Every line containing the word "frac" needs to be found and copied.

§ Records
○ ○ ○ ○

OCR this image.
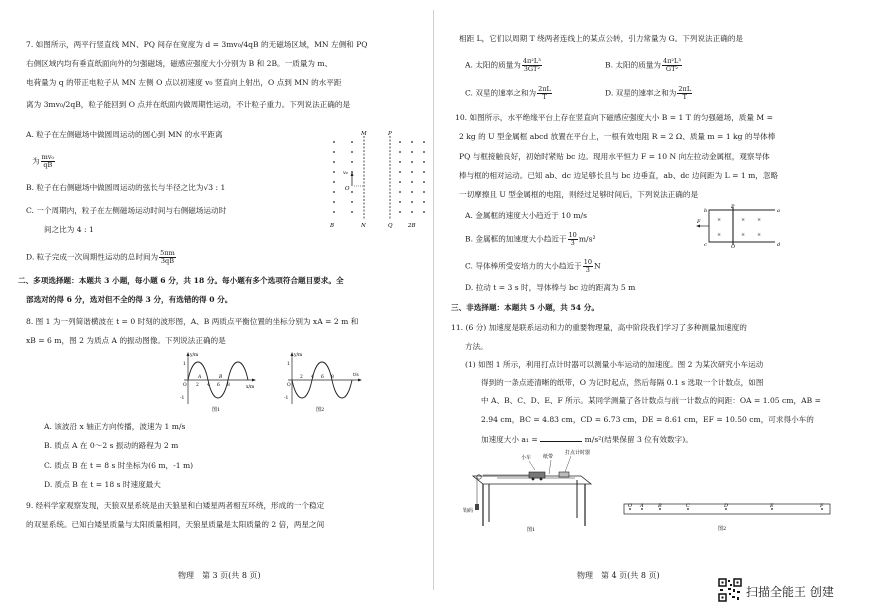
7. 如图所示，两平行竖直线 MN、PQ 间存在宽度为 d = 3mv₀/4qB 的无磁场区域，MN 左侧和 PQ
右侧区域内均有垂直纸面向外的匀强磁场，磁感应强度大小分别为 B 和 2B。一质量为 m、
电荷量为 q 的带正电粒子从 MN 左侧 O 点以初速度 v₀ 竖直向上射出，O 点到 MN 的水平距
离为 3mv₀/2qB，粒子能回到 O 点并在纸面内做周期性运动，不计粒子重力。下列说法正确的是
A. 粒子在左侧磁场中做圆周运动的圆心到 MN 的水平距离
为 $\frac{\text{mv₀}}{qB}$
B. 粒子在右侧磁场中做圆周运动的弦长与半径之比为√3 : 1
C. 一个周期内，粒子在左侧磁场运动时间与右侧磁场运动时
间之比为 4 : 1
D. 粒子完成一次周期性运动的总时间为 $\frac{5\pi m}{3qB}$
M	P
N	Q
O
v₀
B	2B
二、多项选择题：本题共 3 小题，每小题 6 分，共 18 分。每小题有多个选项符合题目要求。全
部选对的得 6 分，选对但不全的得 3 分，有选错的得 0 分。
8. 图 1 为一列简谐横波在 t = 0 时刻的波形图，A、B 两质点平衡位置的坐标分别为 xA = 2 m 和
xB = 6 m，图 2 为质点 A 的振动图像。下列说法正确的是
y/m
x/m
1
-1
O 2 4 6 8
A	B
图1
y/m
t/s
1
-1
O
2 4 6 8
图2
A. 该波沿 x 轴正方向传播，波速为 1 m/s
B. 质点 A 在 0～2 s 振动的路程为 2 m
C. 质点 B 在 t = 8 s 时坐标为(6 m，-1 m)
D. 质点 B 在 t = 18 s 时速度最大
9. 经科学家观察发现，天狼双星系统是由天狼星和白矮星两者相互环绕，形成的一个稳定
的双星系统。已知白矮星质量与太阳质量相同，天狼星质量是太阳质量的 2 倍，两星之间
物理　第 3 页(共 8 页)
相距 L，它们以周期 T 绕两者连线上的某点公转，引力常量为 G。下列说法正确的是
A. 太阳的质量为 $\frac{\text{4π²L³}}{\text{3GT²}}$	B. 太阳的质量为 $\frac{\text{4π²L³}}{\text{GT²}}$
C. 双星的速率之和为 $\frac{2\pi L}{T}$	D. 双星的速率之和为 $\frac{2\pi L}{T}$
10. 如图所示，水平绝缘平台上存在竖直向下磁感应强度大小 B = 1 T 的匀强磁场，质量 M =
2 kg 的 U 型金属框 abcd 放置在平台上，一根有效电阻 R = 2 Ω、质量 m = 1 kg 的导体棒
PQ 与框接触良好，初始时紧贴 bc 边。现用水平恒力 F = 10 N 向左拉动金属框，观察导体
棒与框的相对运动。已知 ab、dc 边足够长且与 bc 边垂直，ab、dc 边间距为 L = 1 m，忽略
一切摩擦且 U 型金属框的电阻，则经过足够时间后，下列说法正确的是
A. 金属框的速度大小趋近于 10 m/s
B. 金属框的加速度大小趋近于 $\frac{10}{3} m/s^2$
C. 导体棒所受安培力的大小趋近于 $\frac{10}{3}$ N
D. 拉动 t = 3 s 时，导体棒与 bc 边的距离为 5 m
×	× ×
×	× ×
F
a
b
c	d
P
Q
三、非选择题：本题共 5 小题，共 54 分。
11. (6 分) 加速度是联系运动和力的重要物理量，高中阶段我们学习了多种测量加速度的
方法。
(1) 如图 1 所示，利用打点计时器可以测量小车运动的加速度。图 2 为某次研究小车运动
得到的一条点迹清晰的纸带，O 为记时起点，然后每隔 0.1 s 选取一个计数点，如图
中 A、B、C、D、E、F 所示。某同学测量了各计数点与前一计数点的间距：OA = 1.05 cm，AB =
2.94 cm，BC = 4.83 cm，CD = 6.73 cm，DE = 8.61 cm，EF = 10.50 cm，可求得小车的
加速度大小 a₁ =	m/s²(结果保留 3 位有效数字)。
小车 纸带
打点计时器
钩码
图1
O A	B	C	D	E	F
图2
物理　第 4 页(共 8 页)
扫描全能王 创建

○ ○ ○ ○

§ Reply to the task
为 $\frac{\text{mv₀}}{qB}$
D. 粒子完成一次周期性运动的总时间为 $\frac{5\pi m}{3qB}$
A. 太阳的质量为 $\frac{\text{4π²L³}}{\text{3GT²}}$	B. 太阳的质量为 $\frac{\text{4π²L³}}{\text{GT²}}$
C. 双星的速率之和为 $\frac{2\pi L}{T}$	D. 双星的速率之和为 $\frac{2\pi L}{T}$
B. 金属框的加速度大小趋近于 $\frac{10}{3} m/s^2$
C. 导体棒所受安培力的大小趋近于 $\frac{10}{3}$ N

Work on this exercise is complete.